Exercise instructions:
Your task is to print every entry below exactly as given.

Figure record extracts
——————————
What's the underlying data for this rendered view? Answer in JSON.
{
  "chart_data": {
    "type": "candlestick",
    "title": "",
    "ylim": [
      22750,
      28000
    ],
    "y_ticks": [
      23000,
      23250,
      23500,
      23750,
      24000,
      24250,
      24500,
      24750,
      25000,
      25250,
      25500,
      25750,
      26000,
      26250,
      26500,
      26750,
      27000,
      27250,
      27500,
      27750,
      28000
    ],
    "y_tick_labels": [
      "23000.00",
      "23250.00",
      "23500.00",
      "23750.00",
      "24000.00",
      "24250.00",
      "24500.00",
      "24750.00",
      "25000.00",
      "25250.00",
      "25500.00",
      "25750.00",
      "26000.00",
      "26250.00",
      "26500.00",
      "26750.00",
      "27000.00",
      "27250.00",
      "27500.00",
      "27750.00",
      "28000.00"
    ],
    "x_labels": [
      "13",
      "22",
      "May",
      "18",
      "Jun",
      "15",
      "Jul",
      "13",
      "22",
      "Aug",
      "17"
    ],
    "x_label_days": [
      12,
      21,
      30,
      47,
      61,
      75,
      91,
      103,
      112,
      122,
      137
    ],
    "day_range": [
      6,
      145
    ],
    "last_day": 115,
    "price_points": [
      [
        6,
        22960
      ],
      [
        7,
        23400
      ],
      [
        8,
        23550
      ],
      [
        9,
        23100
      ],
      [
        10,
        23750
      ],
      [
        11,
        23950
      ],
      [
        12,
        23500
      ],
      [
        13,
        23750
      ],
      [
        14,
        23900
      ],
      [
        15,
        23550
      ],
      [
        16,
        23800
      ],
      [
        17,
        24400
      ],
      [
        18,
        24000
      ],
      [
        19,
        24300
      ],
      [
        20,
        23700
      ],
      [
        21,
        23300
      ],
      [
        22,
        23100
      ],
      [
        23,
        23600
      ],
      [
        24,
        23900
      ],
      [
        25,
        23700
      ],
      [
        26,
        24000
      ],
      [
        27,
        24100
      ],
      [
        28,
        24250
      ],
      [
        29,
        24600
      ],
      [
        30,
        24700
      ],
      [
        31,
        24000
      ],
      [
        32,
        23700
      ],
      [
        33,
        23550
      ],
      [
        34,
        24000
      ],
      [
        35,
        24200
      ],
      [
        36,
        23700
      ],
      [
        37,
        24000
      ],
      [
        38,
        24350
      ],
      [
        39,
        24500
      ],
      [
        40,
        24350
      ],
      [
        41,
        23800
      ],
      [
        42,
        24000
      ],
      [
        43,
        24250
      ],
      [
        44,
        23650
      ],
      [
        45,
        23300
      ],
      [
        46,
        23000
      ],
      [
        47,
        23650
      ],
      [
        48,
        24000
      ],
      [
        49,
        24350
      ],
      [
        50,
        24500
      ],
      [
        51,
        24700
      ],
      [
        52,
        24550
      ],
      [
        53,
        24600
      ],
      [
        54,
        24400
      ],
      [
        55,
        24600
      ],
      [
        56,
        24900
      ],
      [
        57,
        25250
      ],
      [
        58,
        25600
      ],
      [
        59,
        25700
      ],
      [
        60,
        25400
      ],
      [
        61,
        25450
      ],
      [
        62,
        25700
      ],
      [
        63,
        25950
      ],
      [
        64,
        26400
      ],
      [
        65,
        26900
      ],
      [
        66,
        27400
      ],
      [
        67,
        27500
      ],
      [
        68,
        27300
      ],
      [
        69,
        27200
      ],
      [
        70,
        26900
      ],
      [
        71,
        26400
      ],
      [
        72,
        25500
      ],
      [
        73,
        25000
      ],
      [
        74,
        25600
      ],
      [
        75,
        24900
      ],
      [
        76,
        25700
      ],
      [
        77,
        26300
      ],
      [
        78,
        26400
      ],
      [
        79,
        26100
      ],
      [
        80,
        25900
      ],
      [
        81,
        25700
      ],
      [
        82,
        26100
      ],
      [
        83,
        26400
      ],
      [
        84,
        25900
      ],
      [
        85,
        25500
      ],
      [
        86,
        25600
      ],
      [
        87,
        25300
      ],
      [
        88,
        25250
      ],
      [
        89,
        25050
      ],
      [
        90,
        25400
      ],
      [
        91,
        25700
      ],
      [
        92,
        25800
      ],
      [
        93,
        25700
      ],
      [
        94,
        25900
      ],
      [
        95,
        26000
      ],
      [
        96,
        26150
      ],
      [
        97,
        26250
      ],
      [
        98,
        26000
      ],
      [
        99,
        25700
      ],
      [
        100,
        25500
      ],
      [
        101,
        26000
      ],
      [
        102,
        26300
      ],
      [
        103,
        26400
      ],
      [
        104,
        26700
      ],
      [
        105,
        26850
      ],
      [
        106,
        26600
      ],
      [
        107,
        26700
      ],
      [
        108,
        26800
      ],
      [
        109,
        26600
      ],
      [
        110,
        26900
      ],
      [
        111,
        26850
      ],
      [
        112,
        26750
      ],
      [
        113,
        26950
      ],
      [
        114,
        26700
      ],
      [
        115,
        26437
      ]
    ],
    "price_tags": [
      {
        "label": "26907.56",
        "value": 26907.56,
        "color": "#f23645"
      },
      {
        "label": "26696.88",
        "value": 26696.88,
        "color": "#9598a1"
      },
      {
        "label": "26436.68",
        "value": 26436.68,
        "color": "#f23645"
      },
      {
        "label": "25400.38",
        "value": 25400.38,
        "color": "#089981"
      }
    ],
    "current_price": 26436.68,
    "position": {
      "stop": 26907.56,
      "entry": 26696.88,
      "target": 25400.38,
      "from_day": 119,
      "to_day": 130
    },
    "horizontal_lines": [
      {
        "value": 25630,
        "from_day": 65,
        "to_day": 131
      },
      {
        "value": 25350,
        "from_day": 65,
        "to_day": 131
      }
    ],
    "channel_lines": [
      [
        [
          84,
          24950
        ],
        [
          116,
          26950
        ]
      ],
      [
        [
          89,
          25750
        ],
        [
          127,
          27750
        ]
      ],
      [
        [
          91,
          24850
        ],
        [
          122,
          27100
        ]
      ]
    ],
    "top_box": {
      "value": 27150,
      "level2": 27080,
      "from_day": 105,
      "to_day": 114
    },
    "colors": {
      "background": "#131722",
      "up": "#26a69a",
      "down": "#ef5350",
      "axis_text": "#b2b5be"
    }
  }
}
——————————
Solution for this problem:
What's the underlying data for this rendered view? Answer in JSON.
{
  "chart_data": {
    "type": "candlestick",
    "title": "",
    "ylim": [
      22750,
      28000
    ],
    "y_ticks": [
      23000,
      23250,
      23500,
      23750,
      24000,
      24250,
      24500,
      24750,
      25000,
      25250,
      25500,
      25750,
      26000,
      26250,
      26500,
      26750,
      27000,
      27250,
      27500,
      27750,
      28000
    ],
    "y_tick_labels": [
      "23000.00",
      "23250.00",
      "23500.00",
      "23750.00",
      "24000.00",
      "24250.00",
      "24500.00",
      "24750.00",
      "25000.00",
      "25250.00",
      "25500.00",
      "25750.00",
      "26000.00",
      "26250.00",
      "26500.00",
      "26750.00",
      "27000.00",
      "27250.00",
      "27500.00",
      "27750.00",
      "28000.00"
    ],
    "x_labels": [
      "13",
      "22",
      "May",
      "18",
      "Jun",
      "15",
      "Jul",
      "13",
      "22",
      "Aug",
      "17"
    ],
    "x_label_days": [
      12,
      21,
      30,
      47,
      61,
      75,
      91,
      103,
      112,
      122,
      137
    ],
    "day_range": [
      6,
      145
    ],
    "last_day": 115,
    "price_points": [
      [
        6,
        22960
      ],
      [
        7,
        23400
      ],
      [
        8,
        23550
      ],
      [
        9,
        23100
      ],
      [
        10,
        23750
      ],
      [
        11,
        23950
      ],
      [
        12,
        23500
      ],
      [
        13,
        23750
      ],
      [
        14,
        23900
      ],
      [
        15,
        23550
      ],
      [
        16,
        23800
      ],
      [
        17,
        24400
      ],
      [
        18,
        24000
      ],
      [
        19,
        24300
      ],
      [
        20,
        23700
      ],
      [
        21,
        23300
      ],
      [
        22,
        23100
      ],
      [
        23,
        23600
      ],
      [
        24,
        23900
      ],
      [
        25,
        23700
      ],
      [
        26,
        24000
      ],
      [
        27,
        24100
      ],
      [
        28,
        24250
      ],
      [
        29,
        24600
      ],
      [
        30,
        24700
      ],
      [
        31,
        24000
      ],
      [
        32,
        23700
      ],
      [
        33,
        23550
      ],
      [
        34,
        24000
      ],
      [
        35,
        24200
      ],
      [
        36,
        23700
      ],
      [
        37,
        24000
      ],
      [
        38,
        24350
      ],
      [
        39,
        24500
      ],
      [
        40,
        24350
      ],
      [
        41,
        23800
      ],
      [
        42,
        24000
      ],
      [
        43,
        24250
      ],
      [
        44,
        23650
      ],
      [
        45,
        23300
      ],
      [
        46,
        23000
      ],
      [
        47,
        23650
      ],
      [
        48,
        24000
      ],
      [
        49,
        24350
      ],
      [
        50,
        24500
      ],
      [
        51,
        24700
      ],
      [
        52,
        24550
      ],
      [
        53,
        24600
      ],
      [
        54,
        24400
      ],
      [
        55,
        24600
      ],
      [
        56,
        24900
      ],
      [
        57,
        25250
      ],
      [
        58,
        25600
      ],
      [
        59,
        25700
      ],
      [
        60,
        25400
      ],
      [
        61,
        25450
      ],
      [
        62,
        25700
      ],
      [
        63,
        25950
      ],
      [
        64,
        26400
      ],
      [
        65,
        26900
      ],
      [
        66,
        27400
      ],
      [
        67,
        27500
      ],
      [
        68,
        27300
      ],
      [
        69,
        27200
      ],
      [
        70,
        26900
      ],
      [
        71,
        26400
      ],
      [
        72,
        25500
      ],
      [
        73,
        25000
      ],
      [
        74,
        25600
      ],
      [
        75,
        24900
      ],
      [
        76,
        25700
      ],
      [
        77,
        26300
      ],
      [
        78,
        26400
      ],
      [
        79,
        26100
      ],
      [
        80,
        25900
      ],
      [
        81,
        25700
      ],
      [
        82,
        26100
      ],
      [
        83,
        26400
      ],
      [
        84,
        25900
      ],
      [
        85,
        25500
      ],
      [
        86,
        25600
      ],
      [
        87,
        25300
      ],
      [
        88,
        25250
      ],
      [
        89,
        25050
      ],
      [
        90,
        25400
      ],
      [
        91,
        25700
      ],
      [
        92,
        25800
      ],
      [
        93,
        25700
      ],
      [
        94,
        25900
      ],
      [
        95,
        26000
      ],
      [
        96,
        26150
      ],
      [
        97,
        26250
      ],
      [
        98,
        26000
      ],
      [
        99,
        25700
      ],
      [
        100,
        25500
      ],
      [
        101,
        26000
      ],
      [
        102,
        26300
      ],
      [
        103,
        26400
      ],
      [
        104,
        26700
      ],
      [
        105,
        26850
      ],
      [
        106,
        26600
      ],
      [
        107,
        26700
      ],
      [
        108,
        26800
      ],
      [
        109,
        26600
      ],
      [
        110,
        26900
      ],
      [
        111,
        26850
      ],
      [
        112,
        26750
      ],
      [
        113,
        26950
      ],
      [
        114,
        26700
      ],
      [
        115,
        26437
      ]
    ],
    "price_tags": [
      {
        "label": "26907.56",
        "value": 26907.56,
        "color": "#f23645"
      },
      {
        "label": "26696.88",
        "value": 26696.88,
        "color": "#9598a1"
      },
      {
        "label": "26436.68",
        "value": 26436.68,
        "color": "#f23645"
      },
      {
        "label": "25400.38",
        "value": 25400.38,
        "color": "#089981"
      }
    ],
    "current_price": 26436.68,
    "position": {
      "stop": 26907.56,
      "entry": 26696.88,
      "target": 25400.38,
      "from_day": 119,
      "to_day": 130
    },
    "horizontal_lines": [
      {
        "value": 25630,
        "from_day": 65,
        "to_day": 131
      },
      {
        "value": 25350,
        "from_day": 65,
        "to_day": 131
      }
    ],
    "channel_lines": [
      [
        [
          84,
          24950
        ],
        [
          116,
          26950
        ]
      ],
      [
        [
          89,
          25750
        ],
        [
          127,
          27750
        ]
      ],
      [
        [
          91,
          24850
        ],
        [
          122,
          27100
        ]
      ]
    ],
    "top_box": {
      "value": 27150,
      "level2": 27080,
      "from_day": 105,
      "to_day": 114
    },
    "colors": {
      "background": "#131722",
      "up": "#26a69a",
      "down": "#ef5350",
      "axis_text": "#b2b5be"
    }
  }
}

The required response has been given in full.